Task description: Report all lines from the entries below in which "China" appears.

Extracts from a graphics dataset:
▼▼▼

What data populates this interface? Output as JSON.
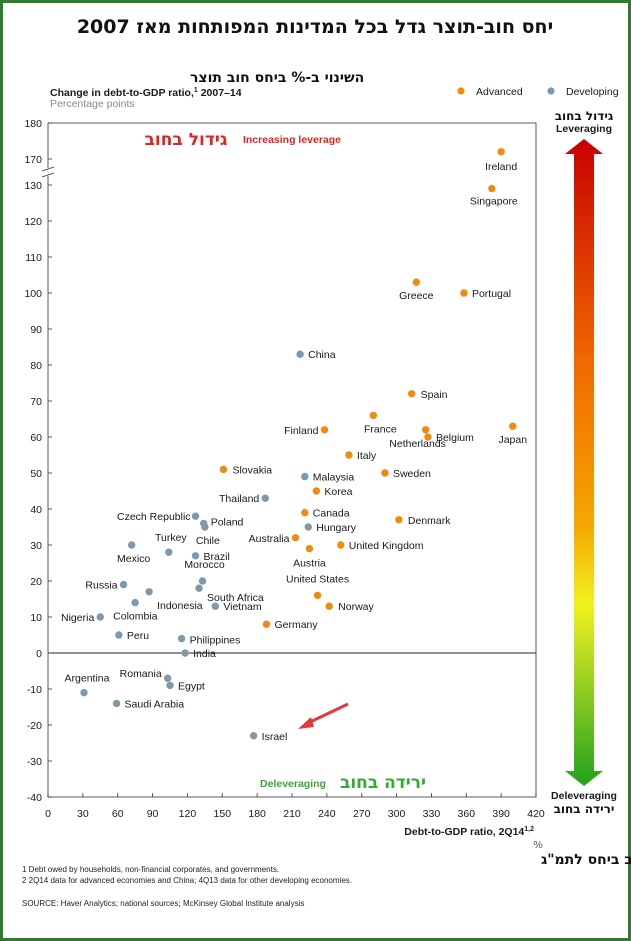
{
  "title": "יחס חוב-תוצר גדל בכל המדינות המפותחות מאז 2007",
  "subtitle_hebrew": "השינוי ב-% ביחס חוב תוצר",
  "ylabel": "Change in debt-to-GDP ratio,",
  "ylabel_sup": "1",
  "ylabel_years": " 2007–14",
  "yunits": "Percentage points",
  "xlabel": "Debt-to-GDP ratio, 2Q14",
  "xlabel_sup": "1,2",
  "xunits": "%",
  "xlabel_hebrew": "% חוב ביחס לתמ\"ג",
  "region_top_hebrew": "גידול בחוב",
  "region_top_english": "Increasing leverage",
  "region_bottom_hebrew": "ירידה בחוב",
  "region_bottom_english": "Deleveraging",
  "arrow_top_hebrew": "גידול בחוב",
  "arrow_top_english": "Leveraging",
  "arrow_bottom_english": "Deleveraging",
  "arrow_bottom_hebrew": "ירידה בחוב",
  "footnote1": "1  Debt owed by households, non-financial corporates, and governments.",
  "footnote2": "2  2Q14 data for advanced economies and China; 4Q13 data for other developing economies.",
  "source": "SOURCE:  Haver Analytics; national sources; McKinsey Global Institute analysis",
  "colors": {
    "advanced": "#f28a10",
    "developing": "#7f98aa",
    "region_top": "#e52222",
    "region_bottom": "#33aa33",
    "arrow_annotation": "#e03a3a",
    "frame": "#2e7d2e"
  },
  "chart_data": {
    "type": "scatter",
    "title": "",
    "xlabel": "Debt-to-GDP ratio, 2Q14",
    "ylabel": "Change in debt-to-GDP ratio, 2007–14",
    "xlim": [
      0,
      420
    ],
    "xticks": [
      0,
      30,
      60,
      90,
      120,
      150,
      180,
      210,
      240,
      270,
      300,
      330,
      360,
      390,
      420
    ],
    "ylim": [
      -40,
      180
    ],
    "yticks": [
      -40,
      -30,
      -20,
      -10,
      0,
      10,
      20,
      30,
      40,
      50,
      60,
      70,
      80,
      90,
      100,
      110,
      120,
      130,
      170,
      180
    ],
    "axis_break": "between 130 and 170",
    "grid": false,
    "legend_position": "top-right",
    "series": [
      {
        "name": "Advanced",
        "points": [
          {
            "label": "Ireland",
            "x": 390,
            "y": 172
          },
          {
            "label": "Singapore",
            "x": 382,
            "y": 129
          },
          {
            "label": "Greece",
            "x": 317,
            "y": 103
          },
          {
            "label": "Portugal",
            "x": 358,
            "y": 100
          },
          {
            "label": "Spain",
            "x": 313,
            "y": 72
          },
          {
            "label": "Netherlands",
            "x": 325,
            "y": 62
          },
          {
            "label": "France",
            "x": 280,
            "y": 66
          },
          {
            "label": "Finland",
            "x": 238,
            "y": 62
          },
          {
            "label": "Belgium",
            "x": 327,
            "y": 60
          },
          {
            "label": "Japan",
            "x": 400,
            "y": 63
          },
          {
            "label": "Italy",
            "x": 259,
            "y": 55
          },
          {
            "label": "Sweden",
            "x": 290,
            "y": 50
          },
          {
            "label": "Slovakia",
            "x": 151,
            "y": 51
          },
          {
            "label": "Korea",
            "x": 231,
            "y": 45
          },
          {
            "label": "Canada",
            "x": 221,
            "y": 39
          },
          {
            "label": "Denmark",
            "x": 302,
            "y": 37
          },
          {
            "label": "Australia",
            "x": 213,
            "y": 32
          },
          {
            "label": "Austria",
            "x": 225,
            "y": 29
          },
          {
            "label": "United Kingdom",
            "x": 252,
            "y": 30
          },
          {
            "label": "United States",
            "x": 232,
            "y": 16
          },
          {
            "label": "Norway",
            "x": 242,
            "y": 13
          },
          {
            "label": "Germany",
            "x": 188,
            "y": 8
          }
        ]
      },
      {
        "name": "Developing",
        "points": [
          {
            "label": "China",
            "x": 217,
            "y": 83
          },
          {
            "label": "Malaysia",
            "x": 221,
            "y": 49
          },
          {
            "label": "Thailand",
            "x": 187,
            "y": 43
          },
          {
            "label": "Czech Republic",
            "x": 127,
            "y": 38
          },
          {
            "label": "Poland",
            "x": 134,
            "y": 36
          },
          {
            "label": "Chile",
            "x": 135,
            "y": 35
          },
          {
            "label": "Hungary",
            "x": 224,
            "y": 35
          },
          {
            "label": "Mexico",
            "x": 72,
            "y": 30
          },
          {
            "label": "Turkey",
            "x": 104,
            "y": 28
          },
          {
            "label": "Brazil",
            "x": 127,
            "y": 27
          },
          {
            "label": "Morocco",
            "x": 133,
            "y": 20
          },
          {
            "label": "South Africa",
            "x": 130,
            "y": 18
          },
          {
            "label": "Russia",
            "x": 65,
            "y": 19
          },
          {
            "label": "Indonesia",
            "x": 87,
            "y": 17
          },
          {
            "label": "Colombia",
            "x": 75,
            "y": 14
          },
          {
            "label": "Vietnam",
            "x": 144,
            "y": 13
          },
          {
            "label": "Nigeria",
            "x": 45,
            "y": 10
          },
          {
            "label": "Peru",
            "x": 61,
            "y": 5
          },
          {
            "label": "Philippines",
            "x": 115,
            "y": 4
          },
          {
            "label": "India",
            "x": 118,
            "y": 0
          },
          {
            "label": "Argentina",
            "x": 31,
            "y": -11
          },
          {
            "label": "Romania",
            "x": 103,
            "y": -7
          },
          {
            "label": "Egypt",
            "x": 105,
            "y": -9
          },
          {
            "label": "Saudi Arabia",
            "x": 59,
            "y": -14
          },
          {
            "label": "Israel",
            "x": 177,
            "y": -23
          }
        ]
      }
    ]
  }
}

▲▲▲
▼▼▼

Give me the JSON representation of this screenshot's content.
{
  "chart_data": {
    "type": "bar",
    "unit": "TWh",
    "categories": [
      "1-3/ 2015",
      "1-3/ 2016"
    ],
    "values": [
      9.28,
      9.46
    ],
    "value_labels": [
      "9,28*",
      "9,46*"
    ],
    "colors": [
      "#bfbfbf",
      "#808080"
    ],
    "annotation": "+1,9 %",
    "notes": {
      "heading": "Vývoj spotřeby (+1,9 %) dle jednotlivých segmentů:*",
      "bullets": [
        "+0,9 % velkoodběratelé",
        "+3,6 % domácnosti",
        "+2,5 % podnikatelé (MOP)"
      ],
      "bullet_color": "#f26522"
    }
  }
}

▲▲▲

Complete response:
  "footnote2": "2  2Q14 data for advanced economies and China; 4Q13 data for other developing economies.",
            "label": "China",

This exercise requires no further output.